▶ Written instruction 1:
Decide whether each statement below agrees with the passage on white LED color tolerance. Answer yes or no for each, and quote the words of the passage that decide it.
(a) ANSI gives a 4-step MacAdam ellipse as the color-tolerance criterion for certain types of fluorescent lamps.
(b) Changing LED manufacturing processes is presented as cheaper than color binning.
(c) The study looked at how light level affects the color tolerance range.

▶ Given passage:
━━━━━━━━━━━━━━━━━━━━

Photo of a study participant
A study participant judges white light color differences between two compartments in the display cabinet designed for the experiment.

The color of white light can vary greatly, from a warm yellow-white to a cool blue-white. Most phosphor-based, high-power white LEDs on the market today show significant color variations from one white LED to another. In side-by-side applications, such as wall washers or in an LED array, this color variation may be noticeable and unpleasing. As white LEDs make their way into the general illumination market, color consistency becomes critical for acceptance.

Rather than changing LED manufacturing processes, color binning (i.e., sorting by color appearance) is a more cost-effective option for creating white LED arrays with consistent color. But then the question becomes: How much color variation can there be between similar white LEDs? The American National Standards Institute (ANSI) specifies a 4-step MacAdam ellipse—a region plotted on a color space diagram showing where colors are perceived to be the same—as the color-tolerance criterion for certain types of fluorescent lamps. Though color tolerance is well-known for light sources such as fluorescent, researchers have not investigated color tolerance for LEDs.

In this study, LRC researchers conducted a human factors experiment to develop color-tolerance criteria for white LEDs. This criteria defines at what points humans observe a just-noticeable color difference between LED light sources. The study also investigated the impact of light level, spectrum, correlated color temperature (CCT), and visual complexity of the illuminated scene on the color tolerance range. This information was then used to establish a color-binning criteria for white LEDs.

━━━━━━━━━━━━━━━━━━━━

▶ Input records:
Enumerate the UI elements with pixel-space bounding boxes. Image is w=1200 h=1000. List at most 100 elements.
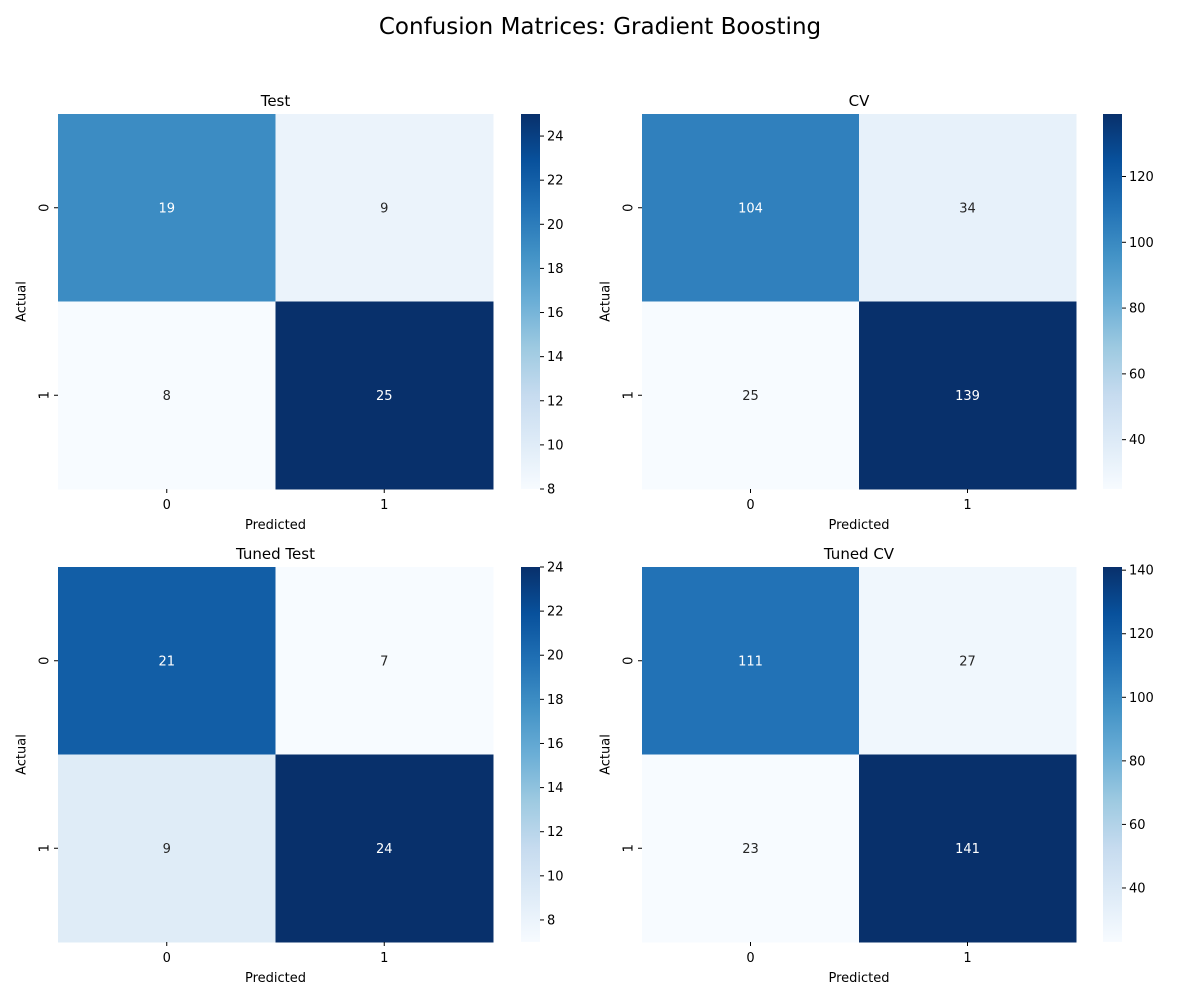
cell-value-label: 139 xyxy=(955,389,980,404)
cell-value-label: 111 xyxy=(738,654,763,669)
heatmap-cell xyxy=(58,754,276,943)
y-axis-label: Actual xyxy=(599,734,614,775)
x-tick-label: 1 xyxy=(963,498,971,513)
colorbar-tick-label: 120 xyxy=(1129,627,1154,642)
y-axis-label: Actual xyxy=(15,734,30,775)
heatmap-cell xyxy=(642,754,860,943)
y-tick-label: 1 xyxy=(38,391,53,399)
heatmap-cell xyxy=(642,567,860,755)
y-tick-label: 1 xyxy=(38,844,53,852)
colorbar-tick-label: 10 xyxy=(547,869,564,884)
heatmap-cell xyxy=(275,567,494,755)
colorbar-tick-label: 140 xyxy=(1129,564,1154,579)
colorbar-tick-label: 12 xyxy=(547,825,564,840)
figure-title: Confusion Matrices: Gradient Boosting xyxy=(378,14,822,40)
y-tick-label: 0 xyxy=(38,657,53,665)
heatmap-cell xyxy=(275,114,494,302)
x-tick-label: 0 xyxy=(163,951,171,966)
y-tick-label: 0 xyxy=(622,204,637,212)
colorbar xyxy=(521,567,540,942)
colorbar-tick-label: 20 xyxy=(547,218,564,233)
y-tick-label: 1 xyxy=(622,844,637,852)
heatmap-cell xyxy=(859,567,1077,755)
panel-title: CV xyxy=(849,92,870,110)
heatmap-panel-1: Test 19 9 8 25 0 1 Predicted 0 1 Actual 8 10 12 14 16 18… xyxy=(15,92,564,533)
colorbar-tick-label: 40 xyxy=(1129,881,1146,896)
cell-value-label: 19 xyxy=(158,201,175,216)
y-tick-label: 1 xyxy=(622,391,637,399)
colorbar-tick-label: 60 xyxy=(1129,367,1146,382)
cell-value-label: 25 xyxy=(376,389,393,404)
colorbar-tick-label: 60 xyxy=(1129,818,1146,833)
colorbar-tick-label: 100 xyxy=(1129,691,1154,706)
colorbar-tick-label: 24 xyxy=(547,130,564,145)
colorbar xyxy=(1103,567,1122,942)
colorbar-tick-label: 24 xyxy=(547,561,564,576)
heatmap-cell xyxy=(859,754,1077,943)
y-tick-label: 0 xyxy=(38,204,53,212)
y-axis-label: Actual xyxy=(15,281,30,322)
heatmap-cell xyxy=(275,754,494,943)
heatmap-panel-3: Tuned Test 21 7 9 24 0 1 Predicted 0 1 Actual 8 10 12… xyxy=(15,545,564,986)
colorbar-tick-label: 14 xyxy=(547,781,564,796)
x-tick-label: 1 xyxy=(380,951,388,966)
colorbar-tick-label: 16 xyxy=(547,737,564,752)
cell-value-label: 7 xyxy=(380,654,388,669)
colorbar-tick-label: 18 xyxy=(547,693,564,708)
heatmap-cell xyxy=(58,114,276,302)
x-tick-label: 1 xyxy=(963,951,971,966)
cell-value-label: 9 xyxy=(380,201,388,216)
colorbar-tick-label: 40 xyxy=(1129,433,1146,448)
panel-title: Tuned CV xyxy=(823,545,895,563)
colorbar-tick-label: 80 xyxy=(1129,754,1146,769)
colorbar xyxy=(1103,114,1122,489)
heatmap-cell xyxy=(58,567,276,755)
heatmap-cell xyxy=(642,301,860,490)
colorbar-tick-label: 14 xyxy=(547,350,564,365)
y-axis-label: Actual xyxy=(599,281,614,322)
colorbar-tick-label: 120 xyxy=(1129,170,1154,185)
colorbar-tick-label: 100 xyxy=(1129,236,1154,251)
heatmap-cell xyxy=(642,114,860,302)
x-tick-label: 0 xyxy=(746,498,754,513)
x-tick-label: 0 xyxy=(163,498,171,513)
cell-value-label: 34 xyxy=(959,201,976,216)
heatmap-cell xyxy=(275,301,494,490)
panel-title: Test xyxy=(260,92,291,110)
heatmap-cell xyxy=(859,114,1077,302)
x-axis-label: Predicted xyxy=(828,518,889,533)
cell-value-label: 21 xyxy=(158,654,175,669)
heatmap-cell xyxy=(58,301,276,490)
cell-value-label: 24 xyxy=(376,842,393,857)
cell-value-label: 25 xyxy=(742,389,759,404)
x-axis-label: Predicted xyxy=(828,971,889,986)
y-tick-label: 0 xyxy=(622,657,637,665)
heatmap-panel-4: Tuned CV 111 27 23 141 0 1 Predicted 0 1 Actual 40 6… xyxy=(599,545,1154,986)
cell-value-label: 141 xyxy=(955,842,980,857)
cell-value-label: 23 xyxy=(742,842,759,857)
cell-value-label: 9 xyxy=(163,842,171,857)
colorbar-tick-label: 22 xyxy=(547,174,564,189)
heatmap-cell xyxy=(859,301,1077,490)
cell-value-label: 8 xyxy=(163,389,171,404)
colorbar-tick-label: 22 xyxy=(547,605,564,620)
panel-title: Tuned Test xyxy=(235,545,315,563)
colorbar-tick-label: 18 xyxy=(547,262,564,277)
heatmap-panel-2: CV 104 34 25 139 0 1 Predicted 0 1 Actual 40 60 80 100… xyxy=(599,92,1154,533)
x-axis-label: Predicted xyxy=(245,518,306,533)
x-tick-label: 1 xyxy=(380,498,388,513)
colorbar-tick-label: 16 xyxy=(547,306,564,321)
colorbar-tick-label: 8 xyxy=(547,913,555,928)
x-tick-label: 0 xyxy=(746,951,754,966)
colorbar-tick-label: 80 xyxy=(1129,302,1146,317)
colorbar xyxy=(521,114,540,489)
colorbar-tick-label: 20 xyxy=(547,649,564,664)
colorbar-tick-label: 12 xyxy=(547,394,564,409)
colorbar-tick-label: 10 xyxy=(547,438,564,453)
x-axis-label: Predicted xyxy=(245,971,306,986)
cell-value-label: 104 xyxy=(738,201,763,216)
cell-value-label: 27 xyxy=(959,654,976,669)
colorbar-tick-label: 8 xyxy=(547,483,555,498)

━━━━━━━━━━━━━━━━━━━━

▶ Written instruction 2: Reproduce the lines of the listing above, starting at the line that contains "cell-value-label: 139 xyxy=(955,389,980,404)" and ending at the line that contains "panel-title: CV xyxy=(849,92,870,110)", with both of those lines included.

▶ Full answer 1:
(a) Yes: "The American National Standards Institute (ANSI) specifies a 4-step MacAdam ellipse"; "as the color-tolerance criterion for certain types of fluorescent lamps."
(b) No: "Rather than changing LED manufacturing processes, color binning (i.e., sorting by color appearance) is a more cost-effective option for creating white LED arrays with consistent color."
(c) Yes: "The study also investigated the impact of light level, spectrum, correlated color temperature (CCT), and visual complexity of the illuminated scene on the color tolerance range."

▶ Full answer 2:
cell-value-label: 139 xyxy=(955,389,980,404)
cell-value-label: 111 xyxy=(738,654,763,669)
heatmap-cell xyxy=(58,754,276,943)
y-axis-label: Actual xyxy=(599,734,614,775)
x-tick-label: 1 xyxy=(963,498,971,513)
colorbar-tick-label: 120 xyxy=(1129,627,1154,642)
y-axis-label: Actual xyxy=(15,734,30,775)
heatmap-cell xyxy=(642,754,860,943)
y-tick-label: 1 xyxy=(38,391,53,399)
heatmap-cell xyxy=(642,567,860,755)
y-tick-label: 1 xyxy=(38,844,53,852)
colorbar-tick-label: 10 xyxy=(547,869,564,884)
heatmap-cell xyxy=(275,567,494,755)
colorbar-tick-label: 140 xyxy=(1129,564,1154,579)
colorbar-tick-label: 12 xyxy=(547,825,564,840)
figure-title: Confusion Matrices: Gradient Boosting xyxy=(378,14,822,40)
y-tick-label: 0 xyxy=(38,657,53,665)
heatmap-cell xyxy=(275,114,494,302)
x-tick-label: 0 xyxy=(163,951,171,966)
y-tick-label: 0 xyxy=(622,204,637,212)
colorbar xyxy=(521,567,540,942)
colorbar-tick-label: 20 xyxy=(547,218,564,233)
y-tick-label: 1 xyxy=(622,844,637,852)
heatmap-cell xyxy=(859,567,1077,755)
panel-title: CV xyxy=(849,92,870,110)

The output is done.